## begin Data provided
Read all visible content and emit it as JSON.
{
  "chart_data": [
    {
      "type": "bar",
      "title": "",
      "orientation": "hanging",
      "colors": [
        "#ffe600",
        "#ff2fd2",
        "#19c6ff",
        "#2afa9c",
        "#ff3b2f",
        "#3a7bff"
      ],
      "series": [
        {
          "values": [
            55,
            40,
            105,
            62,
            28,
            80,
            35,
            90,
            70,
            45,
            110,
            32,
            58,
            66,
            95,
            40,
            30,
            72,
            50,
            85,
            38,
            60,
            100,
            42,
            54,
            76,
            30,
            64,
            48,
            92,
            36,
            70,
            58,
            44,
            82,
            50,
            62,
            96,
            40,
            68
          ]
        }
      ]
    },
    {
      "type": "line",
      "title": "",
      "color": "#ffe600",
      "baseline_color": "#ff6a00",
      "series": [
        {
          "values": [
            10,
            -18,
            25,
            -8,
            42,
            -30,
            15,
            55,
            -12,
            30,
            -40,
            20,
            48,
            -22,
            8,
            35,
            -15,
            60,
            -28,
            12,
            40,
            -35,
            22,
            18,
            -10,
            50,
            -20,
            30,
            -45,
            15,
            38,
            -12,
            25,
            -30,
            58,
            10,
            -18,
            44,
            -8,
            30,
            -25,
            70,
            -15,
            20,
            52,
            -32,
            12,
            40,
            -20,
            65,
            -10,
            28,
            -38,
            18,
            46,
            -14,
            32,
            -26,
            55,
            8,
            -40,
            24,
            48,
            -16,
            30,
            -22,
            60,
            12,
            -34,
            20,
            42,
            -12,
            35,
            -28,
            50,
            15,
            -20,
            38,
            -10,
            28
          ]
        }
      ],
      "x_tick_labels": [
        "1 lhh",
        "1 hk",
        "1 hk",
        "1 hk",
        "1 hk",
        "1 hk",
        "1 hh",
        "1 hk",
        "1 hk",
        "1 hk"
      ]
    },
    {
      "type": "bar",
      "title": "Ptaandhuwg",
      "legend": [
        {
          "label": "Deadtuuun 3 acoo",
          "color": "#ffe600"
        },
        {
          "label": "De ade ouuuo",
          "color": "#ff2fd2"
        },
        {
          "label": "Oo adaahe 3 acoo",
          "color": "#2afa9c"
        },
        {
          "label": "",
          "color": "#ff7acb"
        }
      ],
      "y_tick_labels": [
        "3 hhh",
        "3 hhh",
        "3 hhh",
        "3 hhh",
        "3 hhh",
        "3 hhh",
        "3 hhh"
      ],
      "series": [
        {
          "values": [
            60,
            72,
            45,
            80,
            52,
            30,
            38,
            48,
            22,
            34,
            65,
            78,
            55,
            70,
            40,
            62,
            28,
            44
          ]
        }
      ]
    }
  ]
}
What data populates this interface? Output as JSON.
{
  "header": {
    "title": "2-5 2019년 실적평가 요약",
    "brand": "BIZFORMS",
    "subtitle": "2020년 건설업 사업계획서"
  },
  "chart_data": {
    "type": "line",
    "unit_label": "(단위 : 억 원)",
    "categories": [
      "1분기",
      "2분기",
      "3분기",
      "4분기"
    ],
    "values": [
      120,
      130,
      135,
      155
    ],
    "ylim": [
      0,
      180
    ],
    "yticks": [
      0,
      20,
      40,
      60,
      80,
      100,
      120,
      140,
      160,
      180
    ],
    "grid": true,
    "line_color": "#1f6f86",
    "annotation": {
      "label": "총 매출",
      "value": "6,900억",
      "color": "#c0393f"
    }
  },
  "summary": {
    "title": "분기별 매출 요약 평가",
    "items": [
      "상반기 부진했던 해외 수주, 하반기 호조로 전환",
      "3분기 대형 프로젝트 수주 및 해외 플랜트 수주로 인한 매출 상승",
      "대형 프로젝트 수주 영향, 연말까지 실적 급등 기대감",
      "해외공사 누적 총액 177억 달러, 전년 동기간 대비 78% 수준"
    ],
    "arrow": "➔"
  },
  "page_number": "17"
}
## end Data provided
**Stated problem:**
In the entries above, identify every line with the string "JSON".

**Answer to the task:**
Read all visible content and emit it as JSON.
What data populates this interface? Output as JSON.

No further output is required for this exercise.